» **Dataset items**
──────────
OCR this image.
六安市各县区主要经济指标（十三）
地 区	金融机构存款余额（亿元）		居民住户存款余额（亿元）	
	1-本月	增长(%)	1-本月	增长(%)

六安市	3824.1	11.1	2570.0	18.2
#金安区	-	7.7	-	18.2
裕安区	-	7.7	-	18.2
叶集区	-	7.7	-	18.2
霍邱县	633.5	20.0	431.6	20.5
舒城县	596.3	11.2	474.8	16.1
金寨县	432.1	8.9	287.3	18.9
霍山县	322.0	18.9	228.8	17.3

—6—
──────────
» **PROMPT**
Can you give every line above again, exactly as written?

» **EXPECTED OUTPUT**
OCR this image.
六安市各县区主要经济指标（十三）
地 区	金融机构存款余额（亿元）		居民住户存款余额（亿元）	
	1-本月	增长(%)	1-本月	增长(%)

六安市	3824.1	11.1	2570.0	18.2
#金安区	-	7.7	-	18.2
裕安区	-	7.7	-	18.2
叶集区	-	7.7	-	18.2
霍邱县	633.5	20.0	431.6	20.5
舒城县	596.3	11.2	474.8	16.1
金寨县	432.1	8.9	287.3	18.9
霍山县	322.0	18.9	228.8	17.3

—6—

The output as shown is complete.